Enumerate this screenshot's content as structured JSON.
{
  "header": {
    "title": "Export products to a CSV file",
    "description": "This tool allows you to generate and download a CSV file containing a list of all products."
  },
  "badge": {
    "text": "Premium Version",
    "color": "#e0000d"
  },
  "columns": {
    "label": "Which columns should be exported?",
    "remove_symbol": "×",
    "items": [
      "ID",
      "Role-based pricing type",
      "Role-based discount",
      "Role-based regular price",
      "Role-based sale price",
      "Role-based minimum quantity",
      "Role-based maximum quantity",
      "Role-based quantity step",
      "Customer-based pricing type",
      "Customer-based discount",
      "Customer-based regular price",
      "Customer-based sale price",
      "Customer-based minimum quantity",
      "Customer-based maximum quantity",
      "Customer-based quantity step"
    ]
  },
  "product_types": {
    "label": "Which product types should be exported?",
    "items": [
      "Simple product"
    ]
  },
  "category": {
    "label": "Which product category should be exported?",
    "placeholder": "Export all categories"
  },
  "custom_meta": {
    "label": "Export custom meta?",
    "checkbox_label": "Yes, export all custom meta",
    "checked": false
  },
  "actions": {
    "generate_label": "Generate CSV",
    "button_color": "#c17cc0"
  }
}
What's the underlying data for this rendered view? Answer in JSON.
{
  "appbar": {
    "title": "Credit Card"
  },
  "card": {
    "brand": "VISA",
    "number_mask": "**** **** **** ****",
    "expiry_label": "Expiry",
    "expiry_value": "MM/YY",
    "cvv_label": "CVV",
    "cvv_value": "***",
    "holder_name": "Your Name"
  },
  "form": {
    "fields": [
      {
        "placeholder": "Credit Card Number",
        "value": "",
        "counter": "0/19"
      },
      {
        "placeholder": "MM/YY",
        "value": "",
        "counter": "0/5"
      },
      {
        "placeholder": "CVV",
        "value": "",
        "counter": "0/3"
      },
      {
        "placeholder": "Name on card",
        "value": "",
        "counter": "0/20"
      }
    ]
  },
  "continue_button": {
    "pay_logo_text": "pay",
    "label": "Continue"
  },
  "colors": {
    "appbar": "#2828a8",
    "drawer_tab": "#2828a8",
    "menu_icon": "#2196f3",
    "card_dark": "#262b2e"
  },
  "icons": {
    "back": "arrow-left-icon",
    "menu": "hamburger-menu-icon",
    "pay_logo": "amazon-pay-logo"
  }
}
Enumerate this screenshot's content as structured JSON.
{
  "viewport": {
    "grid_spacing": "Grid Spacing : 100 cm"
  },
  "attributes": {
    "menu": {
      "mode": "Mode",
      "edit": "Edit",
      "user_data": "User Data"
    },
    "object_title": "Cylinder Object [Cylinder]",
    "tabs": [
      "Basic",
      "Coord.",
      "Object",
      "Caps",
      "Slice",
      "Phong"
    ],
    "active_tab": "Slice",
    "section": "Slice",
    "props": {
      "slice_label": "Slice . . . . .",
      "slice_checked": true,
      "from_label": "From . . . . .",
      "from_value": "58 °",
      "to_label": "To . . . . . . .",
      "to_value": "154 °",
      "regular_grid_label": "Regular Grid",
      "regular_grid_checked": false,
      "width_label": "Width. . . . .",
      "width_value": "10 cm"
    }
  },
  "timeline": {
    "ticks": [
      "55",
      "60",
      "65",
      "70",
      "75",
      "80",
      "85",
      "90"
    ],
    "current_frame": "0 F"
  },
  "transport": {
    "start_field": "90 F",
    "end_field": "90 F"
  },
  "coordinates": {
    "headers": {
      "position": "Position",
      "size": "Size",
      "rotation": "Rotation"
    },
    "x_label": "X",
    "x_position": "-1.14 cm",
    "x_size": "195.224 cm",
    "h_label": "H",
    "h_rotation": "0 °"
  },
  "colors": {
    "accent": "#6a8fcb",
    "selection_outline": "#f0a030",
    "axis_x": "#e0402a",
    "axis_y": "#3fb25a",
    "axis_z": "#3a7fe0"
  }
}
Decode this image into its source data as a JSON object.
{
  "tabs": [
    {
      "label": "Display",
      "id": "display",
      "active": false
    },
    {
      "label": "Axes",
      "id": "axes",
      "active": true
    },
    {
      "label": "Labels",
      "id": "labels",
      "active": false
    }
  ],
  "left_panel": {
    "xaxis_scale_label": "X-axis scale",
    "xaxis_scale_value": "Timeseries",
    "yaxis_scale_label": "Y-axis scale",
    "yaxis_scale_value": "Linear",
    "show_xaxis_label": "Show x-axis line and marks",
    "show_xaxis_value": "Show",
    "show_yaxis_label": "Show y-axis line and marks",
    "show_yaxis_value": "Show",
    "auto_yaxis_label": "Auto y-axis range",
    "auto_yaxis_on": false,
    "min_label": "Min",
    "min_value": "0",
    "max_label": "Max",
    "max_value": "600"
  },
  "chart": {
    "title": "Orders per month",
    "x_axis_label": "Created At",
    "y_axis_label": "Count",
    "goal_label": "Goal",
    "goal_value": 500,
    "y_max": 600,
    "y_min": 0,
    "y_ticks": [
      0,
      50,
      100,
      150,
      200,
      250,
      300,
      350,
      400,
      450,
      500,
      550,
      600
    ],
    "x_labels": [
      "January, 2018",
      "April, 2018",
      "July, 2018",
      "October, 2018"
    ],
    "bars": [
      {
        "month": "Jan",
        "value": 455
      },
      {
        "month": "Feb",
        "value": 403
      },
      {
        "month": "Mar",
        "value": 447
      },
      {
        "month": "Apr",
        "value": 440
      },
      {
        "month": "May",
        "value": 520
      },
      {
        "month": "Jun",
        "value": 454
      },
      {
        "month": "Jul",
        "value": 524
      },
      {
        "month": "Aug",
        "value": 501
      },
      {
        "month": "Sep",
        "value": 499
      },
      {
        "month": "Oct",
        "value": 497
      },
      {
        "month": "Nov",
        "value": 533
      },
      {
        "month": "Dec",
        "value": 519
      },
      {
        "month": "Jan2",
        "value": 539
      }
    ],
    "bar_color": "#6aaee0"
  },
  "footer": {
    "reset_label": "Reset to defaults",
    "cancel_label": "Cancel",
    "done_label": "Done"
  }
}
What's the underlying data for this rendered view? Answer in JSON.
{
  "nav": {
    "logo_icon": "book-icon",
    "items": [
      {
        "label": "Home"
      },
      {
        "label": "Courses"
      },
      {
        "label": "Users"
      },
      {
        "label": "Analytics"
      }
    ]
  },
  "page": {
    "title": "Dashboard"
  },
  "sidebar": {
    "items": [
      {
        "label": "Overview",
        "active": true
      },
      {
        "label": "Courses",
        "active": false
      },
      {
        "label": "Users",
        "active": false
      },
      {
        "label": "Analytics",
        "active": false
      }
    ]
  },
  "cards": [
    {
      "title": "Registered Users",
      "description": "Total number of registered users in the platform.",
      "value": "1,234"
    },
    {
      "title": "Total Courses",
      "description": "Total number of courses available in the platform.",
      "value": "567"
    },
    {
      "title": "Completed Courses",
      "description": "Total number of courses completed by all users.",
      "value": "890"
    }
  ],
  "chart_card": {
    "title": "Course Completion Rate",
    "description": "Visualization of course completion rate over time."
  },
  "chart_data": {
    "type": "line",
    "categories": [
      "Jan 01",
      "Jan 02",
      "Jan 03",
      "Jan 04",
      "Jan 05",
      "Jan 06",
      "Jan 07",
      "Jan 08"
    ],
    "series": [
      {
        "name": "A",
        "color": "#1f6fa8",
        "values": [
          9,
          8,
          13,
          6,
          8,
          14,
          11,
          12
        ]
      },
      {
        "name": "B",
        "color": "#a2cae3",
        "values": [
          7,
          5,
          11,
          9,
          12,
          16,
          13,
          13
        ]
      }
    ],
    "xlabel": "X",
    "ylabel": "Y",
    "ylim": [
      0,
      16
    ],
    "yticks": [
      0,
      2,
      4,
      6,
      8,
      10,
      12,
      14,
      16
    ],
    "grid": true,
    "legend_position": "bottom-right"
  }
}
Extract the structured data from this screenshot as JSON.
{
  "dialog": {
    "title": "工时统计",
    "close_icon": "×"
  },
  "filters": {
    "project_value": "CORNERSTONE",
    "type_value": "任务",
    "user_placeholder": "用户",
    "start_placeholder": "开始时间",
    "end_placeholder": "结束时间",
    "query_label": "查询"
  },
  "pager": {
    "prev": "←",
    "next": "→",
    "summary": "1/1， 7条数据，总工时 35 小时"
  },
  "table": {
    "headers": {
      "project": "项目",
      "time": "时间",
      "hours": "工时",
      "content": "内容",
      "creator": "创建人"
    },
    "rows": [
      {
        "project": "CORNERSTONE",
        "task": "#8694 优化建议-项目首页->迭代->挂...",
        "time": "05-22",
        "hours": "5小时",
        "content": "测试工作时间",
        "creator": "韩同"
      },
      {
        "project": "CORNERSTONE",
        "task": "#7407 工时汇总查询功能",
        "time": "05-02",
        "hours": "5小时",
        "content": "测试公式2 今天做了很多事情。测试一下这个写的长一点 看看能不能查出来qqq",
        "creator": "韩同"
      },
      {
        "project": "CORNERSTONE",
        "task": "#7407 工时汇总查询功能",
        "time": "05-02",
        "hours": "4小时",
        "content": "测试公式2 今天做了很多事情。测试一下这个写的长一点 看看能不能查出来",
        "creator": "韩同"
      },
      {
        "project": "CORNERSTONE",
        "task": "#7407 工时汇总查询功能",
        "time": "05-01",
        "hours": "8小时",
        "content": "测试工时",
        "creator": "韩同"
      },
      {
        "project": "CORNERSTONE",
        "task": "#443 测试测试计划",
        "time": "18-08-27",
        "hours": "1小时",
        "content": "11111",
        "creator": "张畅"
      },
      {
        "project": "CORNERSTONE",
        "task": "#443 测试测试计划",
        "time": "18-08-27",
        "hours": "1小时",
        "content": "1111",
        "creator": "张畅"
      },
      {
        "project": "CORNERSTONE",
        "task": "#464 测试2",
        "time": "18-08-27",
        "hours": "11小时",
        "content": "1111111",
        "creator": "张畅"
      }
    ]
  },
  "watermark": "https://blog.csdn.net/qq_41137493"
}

----

What is the number of lines above that hold the string "Which"? Answer with that number alone.

#### [RESPONSE FOR THIS EXERCISE]
3